### Extrait présenté
==============================

Spiritualité

Les exercices spirituels dans les écoles de philosophie antiques                              

« Soyons simples, vrais, naturels, et le philosophe qui sommeille en chaque homme
se réveillera inexorablement. »

Jorge Angel Livraga
fondateur de Nouvelle Acropole

Dans l’Antiquité, la philosophie était enseignée comme un ensemble de connaissances incluant toutes les disciplines, mais surtout comme un art de vivre au quotidien. Avec Socrate, la philosophie trouve sa pleine expression, dans la pratique volontaire et personnelle qui opère une transformation sur l’individu. Pour cela, étaient préconisés les exercices spirituels.

==============================

### Lignes de données
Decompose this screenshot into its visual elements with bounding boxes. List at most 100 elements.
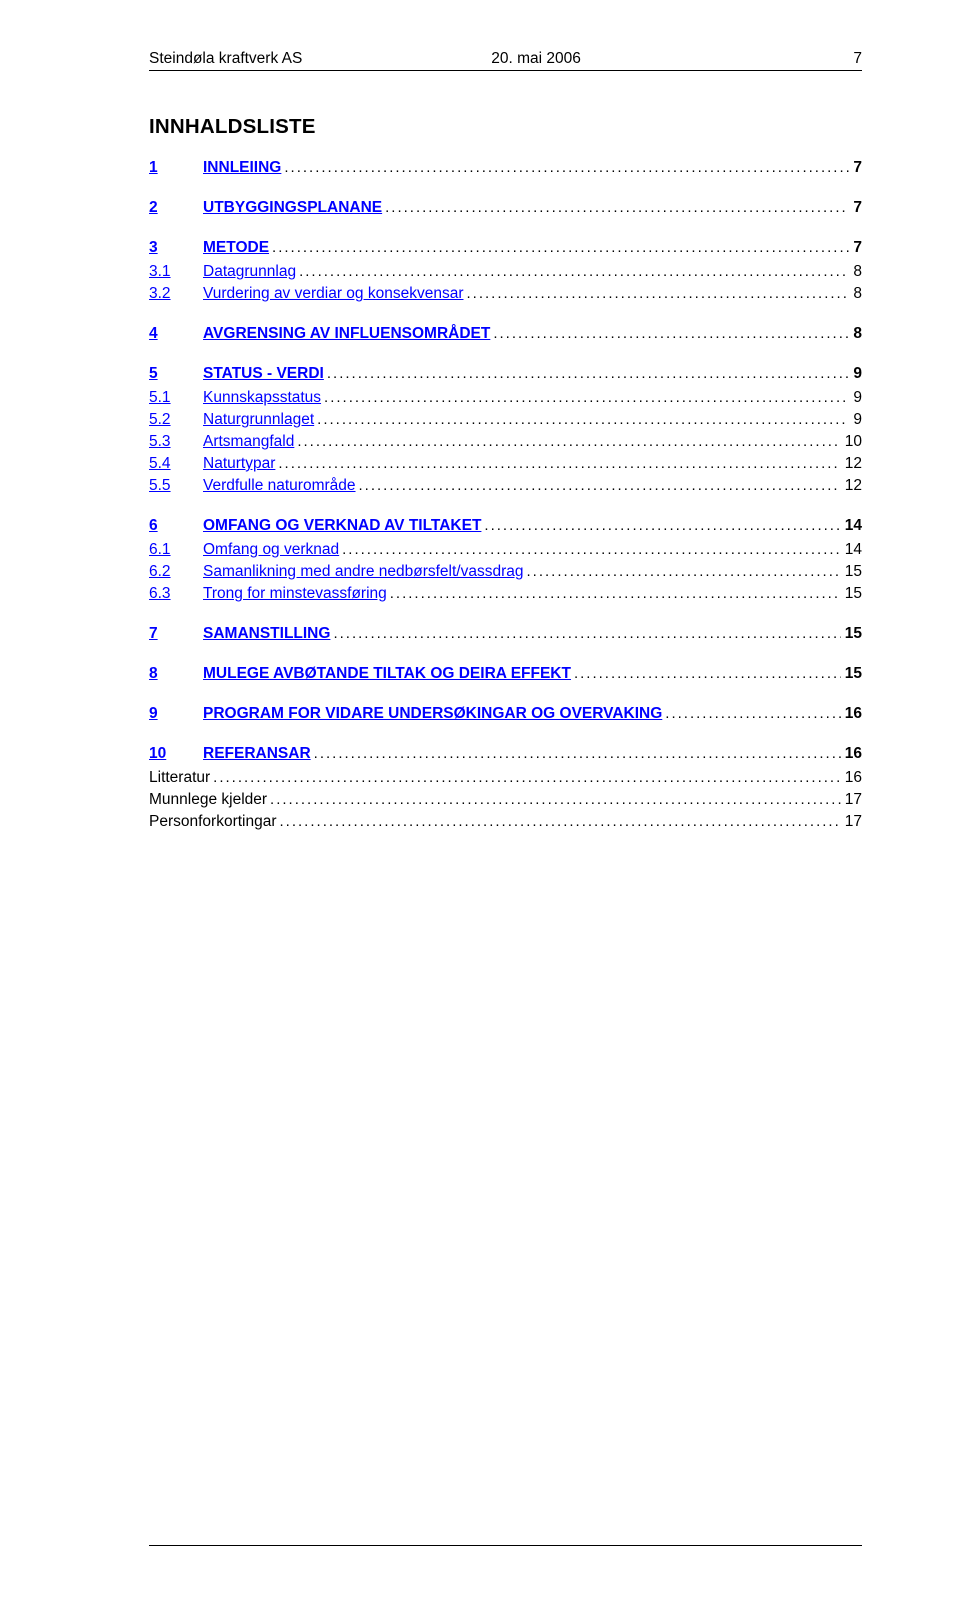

==============================

### Consigne
Poursuivez le texte sur les exercices spirituels dans les écoles de philosophie antiques, à partir de sa dernière phrase.

### Réponse
La philosophie est une voie de formation. C’est en mettant les enseignements en pratique, que l’apprenti philosophe se transforme. De ce point de vue, le véritable philosophe n’est pas celui qui parle mais celui qui agit. L’action, autant interne qu’externe, implique un certain mode de vie, une direction spirituelle, des examens de conscience, des exercices de méditation et elle correspond aussi à la bonne manière de vivre comme citoyen dans la cité.

Une bonne entente

Le but de la philosophie est de parvenir à vivre en bonne entente avec soi-même, les autres et l’univers. Il s’agit de chercher la manière la plus juste d’accomplir ses devoirs envers ces trois domaines de la vie. Comme le dit Épictète « Qu’est-ce que l’homme ? Une partie de la Cité, de la grande Cité, celle des dieux et des hommes et de la petite, à l’image de la cité universelle. » (1)

Pour cela, le philosophe emprunte une voie de formation du corps et de l’esprit. Il apprend à se préparer aux difficultés de la vie, à se détacher et à mourir, pour s’intégrer à une dimension plus universelle qui le transcende. Elle lui permet de sortir de son moi « partial et partiel » pour parvenir à une vision objective à la lumière de la Raison (Intelligence universelle selon les stoïciens, Logos selon Platon).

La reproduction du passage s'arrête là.